### SUPPLIED RECORDS
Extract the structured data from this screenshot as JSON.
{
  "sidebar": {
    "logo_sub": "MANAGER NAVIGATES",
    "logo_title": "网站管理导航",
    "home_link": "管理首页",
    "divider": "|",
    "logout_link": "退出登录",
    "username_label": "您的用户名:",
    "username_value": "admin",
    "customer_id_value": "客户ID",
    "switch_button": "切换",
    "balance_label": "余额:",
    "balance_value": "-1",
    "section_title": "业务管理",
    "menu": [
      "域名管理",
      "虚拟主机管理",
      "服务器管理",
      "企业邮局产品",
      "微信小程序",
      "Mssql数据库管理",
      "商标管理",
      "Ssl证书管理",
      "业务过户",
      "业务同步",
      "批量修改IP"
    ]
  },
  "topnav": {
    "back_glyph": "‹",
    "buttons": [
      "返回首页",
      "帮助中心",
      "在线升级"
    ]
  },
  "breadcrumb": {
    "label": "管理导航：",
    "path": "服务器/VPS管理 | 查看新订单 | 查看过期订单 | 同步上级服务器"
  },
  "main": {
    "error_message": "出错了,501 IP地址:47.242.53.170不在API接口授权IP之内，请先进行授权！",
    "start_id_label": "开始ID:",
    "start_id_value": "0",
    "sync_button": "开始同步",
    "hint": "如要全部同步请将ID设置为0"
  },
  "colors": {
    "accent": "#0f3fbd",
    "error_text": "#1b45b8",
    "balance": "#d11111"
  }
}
######
### SUPPLIED RECORDS
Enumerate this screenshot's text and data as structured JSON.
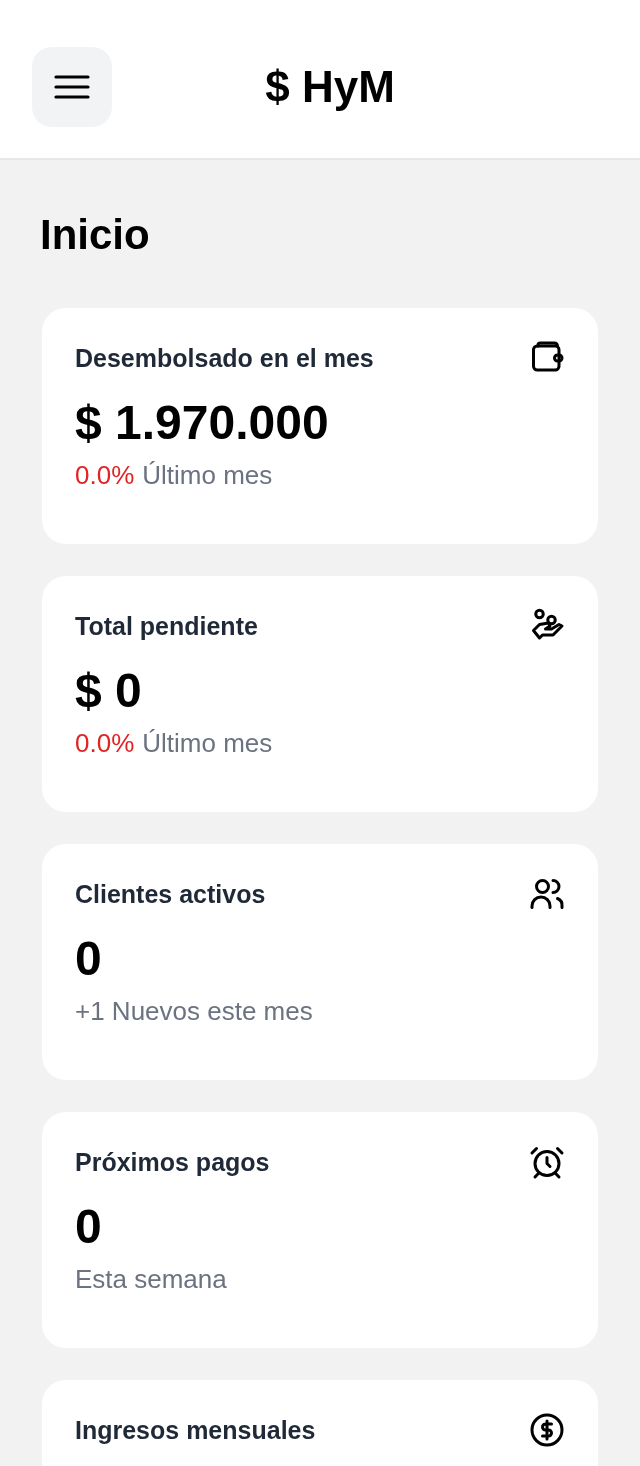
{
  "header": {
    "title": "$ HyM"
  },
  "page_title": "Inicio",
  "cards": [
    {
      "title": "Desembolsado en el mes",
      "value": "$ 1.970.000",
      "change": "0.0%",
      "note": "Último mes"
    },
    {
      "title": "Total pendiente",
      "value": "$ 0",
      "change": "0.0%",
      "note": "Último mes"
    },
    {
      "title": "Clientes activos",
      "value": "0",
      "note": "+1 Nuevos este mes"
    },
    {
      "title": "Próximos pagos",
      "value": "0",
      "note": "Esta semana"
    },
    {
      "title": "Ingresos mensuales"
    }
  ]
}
######
Only a number is wanted: how many lines above include "note"?

# CORRECT RESULT
4